◆ STATED GOAL
Read the records below and copy each line that contains "JSON".

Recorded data
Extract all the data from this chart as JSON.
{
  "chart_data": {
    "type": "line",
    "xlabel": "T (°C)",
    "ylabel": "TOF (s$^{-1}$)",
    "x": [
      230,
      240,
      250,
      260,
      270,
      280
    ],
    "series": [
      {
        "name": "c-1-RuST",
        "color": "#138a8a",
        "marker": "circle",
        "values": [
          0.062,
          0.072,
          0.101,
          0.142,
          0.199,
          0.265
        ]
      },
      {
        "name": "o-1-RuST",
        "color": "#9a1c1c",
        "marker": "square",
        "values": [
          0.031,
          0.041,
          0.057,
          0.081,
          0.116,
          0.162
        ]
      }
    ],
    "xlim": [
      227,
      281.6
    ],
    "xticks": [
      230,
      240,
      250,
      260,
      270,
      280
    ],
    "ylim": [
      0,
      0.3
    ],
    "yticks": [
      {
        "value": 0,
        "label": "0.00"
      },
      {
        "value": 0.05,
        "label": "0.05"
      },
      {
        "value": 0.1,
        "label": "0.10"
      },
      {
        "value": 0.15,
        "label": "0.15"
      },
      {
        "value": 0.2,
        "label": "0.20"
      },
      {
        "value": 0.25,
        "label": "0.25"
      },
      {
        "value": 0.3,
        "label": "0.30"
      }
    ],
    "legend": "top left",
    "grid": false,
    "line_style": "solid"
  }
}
==
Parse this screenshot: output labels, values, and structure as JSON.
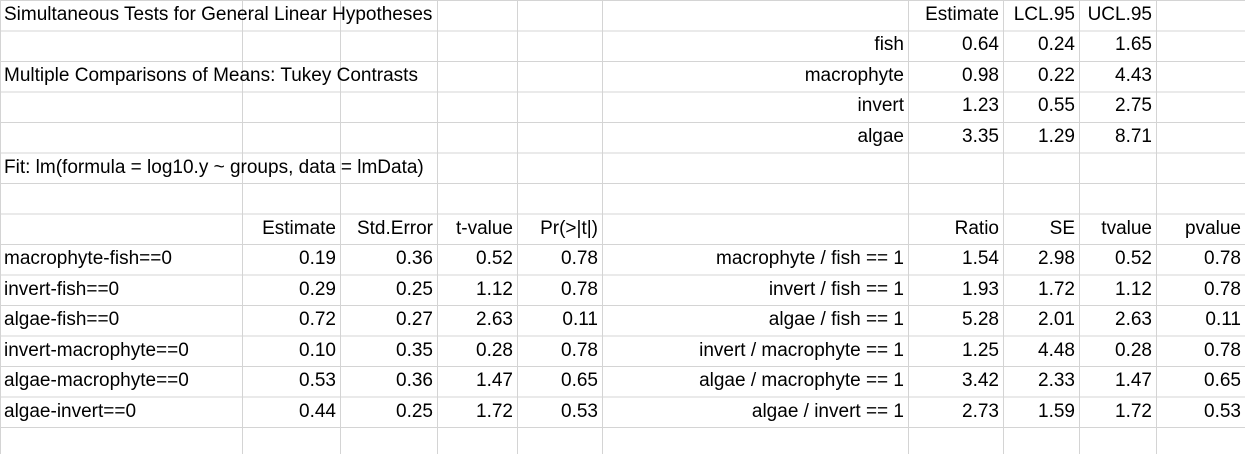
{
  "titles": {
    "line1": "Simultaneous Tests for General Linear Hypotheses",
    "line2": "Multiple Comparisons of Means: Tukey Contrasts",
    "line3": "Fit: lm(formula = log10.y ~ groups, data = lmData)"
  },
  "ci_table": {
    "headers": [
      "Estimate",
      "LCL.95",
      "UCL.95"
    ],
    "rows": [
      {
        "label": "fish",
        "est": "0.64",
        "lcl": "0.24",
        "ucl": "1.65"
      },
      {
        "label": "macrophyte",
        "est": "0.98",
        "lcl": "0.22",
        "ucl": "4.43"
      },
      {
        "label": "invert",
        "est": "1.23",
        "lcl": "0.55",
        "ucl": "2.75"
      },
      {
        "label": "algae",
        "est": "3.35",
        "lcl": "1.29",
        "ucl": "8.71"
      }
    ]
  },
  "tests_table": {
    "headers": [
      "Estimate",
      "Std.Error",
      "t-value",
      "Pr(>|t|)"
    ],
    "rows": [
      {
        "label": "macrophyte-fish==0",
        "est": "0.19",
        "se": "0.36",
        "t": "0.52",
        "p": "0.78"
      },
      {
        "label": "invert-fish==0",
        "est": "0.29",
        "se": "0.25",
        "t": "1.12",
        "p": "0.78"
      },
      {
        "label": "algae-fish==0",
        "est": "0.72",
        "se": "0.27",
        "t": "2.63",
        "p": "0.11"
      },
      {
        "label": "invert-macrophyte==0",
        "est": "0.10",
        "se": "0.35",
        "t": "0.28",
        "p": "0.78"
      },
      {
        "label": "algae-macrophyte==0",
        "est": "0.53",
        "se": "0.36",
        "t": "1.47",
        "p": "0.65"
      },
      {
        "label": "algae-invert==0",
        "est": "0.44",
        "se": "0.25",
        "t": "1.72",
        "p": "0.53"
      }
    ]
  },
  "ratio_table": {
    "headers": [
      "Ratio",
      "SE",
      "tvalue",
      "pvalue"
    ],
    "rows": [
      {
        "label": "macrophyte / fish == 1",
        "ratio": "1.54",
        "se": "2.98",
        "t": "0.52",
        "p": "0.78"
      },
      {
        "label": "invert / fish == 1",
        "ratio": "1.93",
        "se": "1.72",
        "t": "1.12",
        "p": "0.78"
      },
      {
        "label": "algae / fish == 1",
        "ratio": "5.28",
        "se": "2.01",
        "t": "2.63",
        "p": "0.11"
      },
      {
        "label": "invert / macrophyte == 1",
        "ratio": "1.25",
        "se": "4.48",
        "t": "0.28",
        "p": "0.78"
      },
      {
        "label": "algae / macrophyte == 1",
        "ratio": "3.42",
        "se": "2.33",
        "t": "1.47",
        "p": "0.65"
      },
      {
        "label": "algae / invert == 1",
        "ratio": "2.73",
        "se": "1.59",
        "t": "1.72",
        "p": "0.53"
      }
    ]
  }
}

◆ FULL SOLUTION
Extract all the data from this chart as JSON.
Parse this screenshot: output labels, values, and structure as JSON.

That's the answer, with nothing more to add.